#### WHAT YOU ARE ASKED TO DO
Copy all of the records below verbatim.

#### ENTRIES
╔══
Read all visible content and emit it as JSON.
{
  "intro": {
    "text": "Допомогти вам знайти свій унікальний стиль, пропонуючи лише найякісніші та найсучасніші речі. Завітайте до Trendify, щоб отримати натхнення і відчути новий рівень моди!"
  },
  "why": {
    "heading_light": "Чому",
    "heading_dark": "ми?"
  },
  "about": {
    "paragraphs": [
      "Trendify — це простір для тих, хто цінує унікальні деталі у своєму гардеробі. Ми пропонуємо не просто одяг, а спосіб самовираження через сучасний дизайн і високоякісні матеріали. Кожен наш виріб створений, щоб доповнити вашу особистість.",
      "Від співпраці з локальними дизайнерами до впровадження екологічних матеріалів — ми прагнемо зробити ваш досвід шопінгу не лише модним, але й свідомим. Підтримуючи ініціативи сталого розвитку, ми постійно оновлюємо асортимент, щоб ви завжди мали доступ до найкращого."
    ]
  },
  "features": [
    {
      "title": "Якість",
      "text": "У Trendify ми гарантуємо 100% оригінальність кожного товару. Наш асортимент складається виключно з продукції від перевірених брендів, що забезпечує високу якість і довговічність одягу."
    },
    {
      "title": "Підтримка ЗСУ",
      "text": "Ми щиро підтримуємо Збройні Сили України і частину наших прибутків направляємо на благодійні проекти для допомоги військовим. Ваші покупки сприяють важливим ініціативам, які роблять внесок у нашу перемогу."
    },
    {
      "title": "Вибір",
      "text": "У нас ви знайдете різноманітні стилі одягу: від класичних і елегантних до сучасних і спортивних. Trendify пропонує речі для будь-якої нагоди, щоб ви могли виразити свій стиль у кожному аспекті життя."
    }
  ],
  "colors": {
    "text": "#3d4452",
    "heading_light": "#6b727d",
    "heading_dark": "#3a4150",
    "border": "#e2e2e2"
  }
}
╚══
#### CORRECT RESULT
Read all visible content and emit it as JSON.
{
  "intro": {
    "text": "Допомогти вам знайти свій унікальний стиль, пропонуючи лише найякісніші та найсучасніші речі. Завітайте до Trendify, щоб отримати натхнення і відчути новий рівень моди!"
  },
  "why": {
    "heading_light": "Чому",
    "heading_dark": "ми?"
  },
  "about": {
    "paragraphs": [
      "Trendify — це простір для тих, хто цінує унікальні деталі у своєму гардеробі. Ми пропонуємо не просто одяг, а спосіб самовираження через сучасний дизайн і високоякісні матеріали. Кожен наш виріб створений, щоб доповнити вашу особистість.",
      "Від співпраці з локальними дизайнерами до впровадження екологічних матеріалів — ми прагнемо зробити ваш досвід шопінгу не лише модним, але й свідомим. Підтримуючи ініціативи сталого розвитку, ми постійно оновлюємо асортимент, щоб ви завжди мали доступ до найкращого."
    ]
  },
  "features": [
    {
      "title": "Якість",
      "text": "У Trendify ми гарантуємо 100% оригінальність кожного товару. Наш асортимент складається виключно з продукції від перевірених брендів, що забезпечує високу якість і довговічність одягу."
    },
    {
      "title": "Підтримка ЗСУ",
      "text": "Ми щиро підтримуємо Збройні Сили України і частину наших прибутків направляємо на благодійні проекти для допомоги військовим. Ваші покупки сприяють важливим ініціативам, які роблять внесок у нашу перемогу."
    },
    {
      "title": "Вибір",
      "text": "У нас ви знайдете різноманітні стилі одягу: від класичних і елегантних до сучасних і спортивних. Trendify пропонує речі для будь-якої нагоди, щоб ви могли виразити свій стиль у кожному аспекті життя."
    }
  ],
  "colors": {
    "text": "#3d4452",
    "heading_light": "#6b727d",
    "heading_dark": "#3a4150",
    "border": "#e2e2e2"
  }
}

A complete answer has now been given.